▶ **Given passage**:
↓↓↓

Next we will discuss the approximation strategies for the CP and the CPSD tensor cones based on PSD and DNN matrices.

Definition 6

A symmetric matrix X is called doubly nonnegative (DNN) if and only if \(X\succeq 0\) and \(X\ge 0\), where \(X\ge 0\) indicates that every element of X is nonnegative.

Proposition 8

Let \(T \in \mathcal{S}_{n,d}\) be a given symmetric tensor.

1. (a)

   If \(T\in \mathcal{C}_{n,d}^*(\mathbb {R}^n_+)\), then \(T_{(i_1,\ldots ,i_d)}\ge 0, T_{(i_1,\ldots ,i_{d-2},\cdot ,\cdot )}\succeq 0, \forall (i_1,\ldots ,i_d)\in \{1,\ldots ,n\}^d\).

2. (b)

↑↑↑

▶ **Data excerpt**:
↓↓↓

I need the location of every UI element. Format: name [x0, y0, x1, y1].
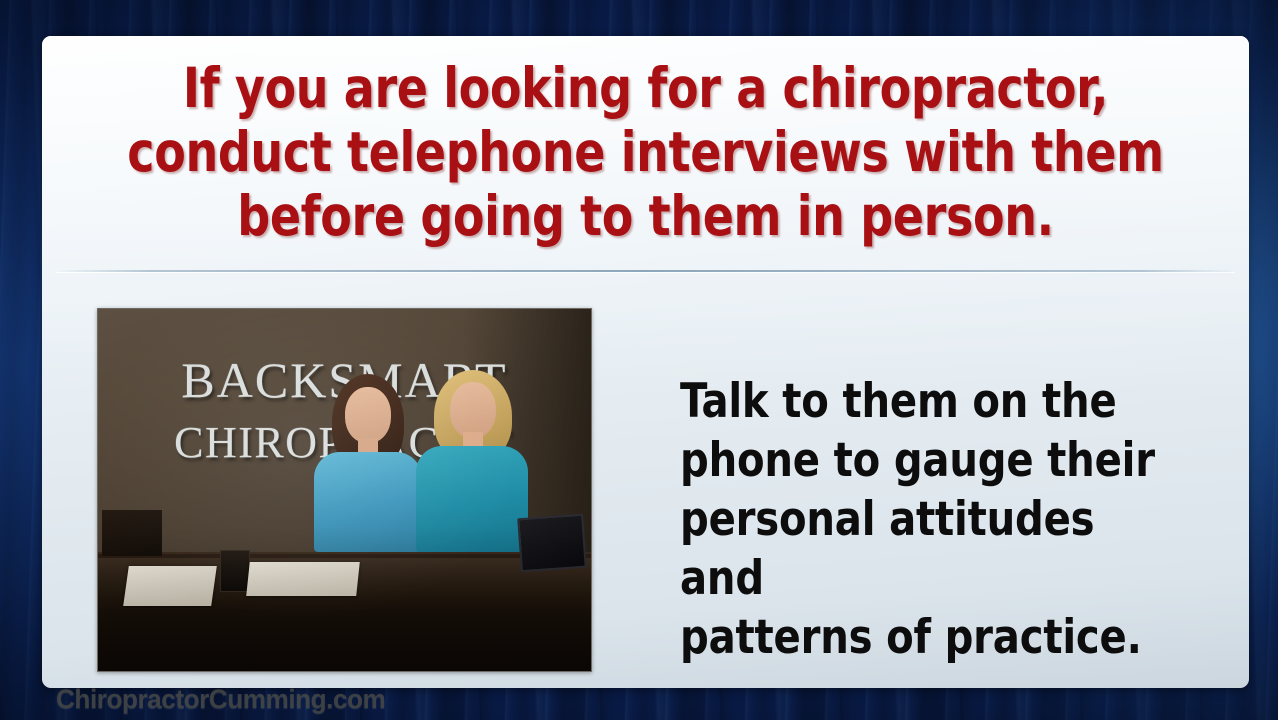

↑↑↑

▶ **Tasks to perform**:
1 - Answer these questions using the tensor cone passage:
(a) What does the abbreviation DNN stand for?
(b) In Definition 6, what does the notation X ≥ 0 indicate?
(c) What kinds of matrices are the approximation strategies for the CP and CPSD tensor cones based on?
2 - Translate this sentence from the tensor cone passage into Spanish: "Next we will discuss the approximation strategies for the CP and the CPSD tensor cones based on PSD and DNN matrices."
3 - Please extract the tensor cone passage from "A symmetric matrix" up to and including "X is nonnegative.".

▶ **Answers to the exercise**:
1 -
(a) Doubly nonnegative.
(b) Every element of X is nonnegative.
(c) PSD and DNN matrices.

2 - A continuación analizaremos las estrategias de aproximación para los conos tensoriales CP y CPSD basadas en matrices PSD y DNN.

3 -
A symmetric matrix X is called doubly nonnegative (DNN) if and only if \(X\succeq 0\) and \(X\ge 0\), where \(X\ge 0\) indicates that every element of X is nonnegative.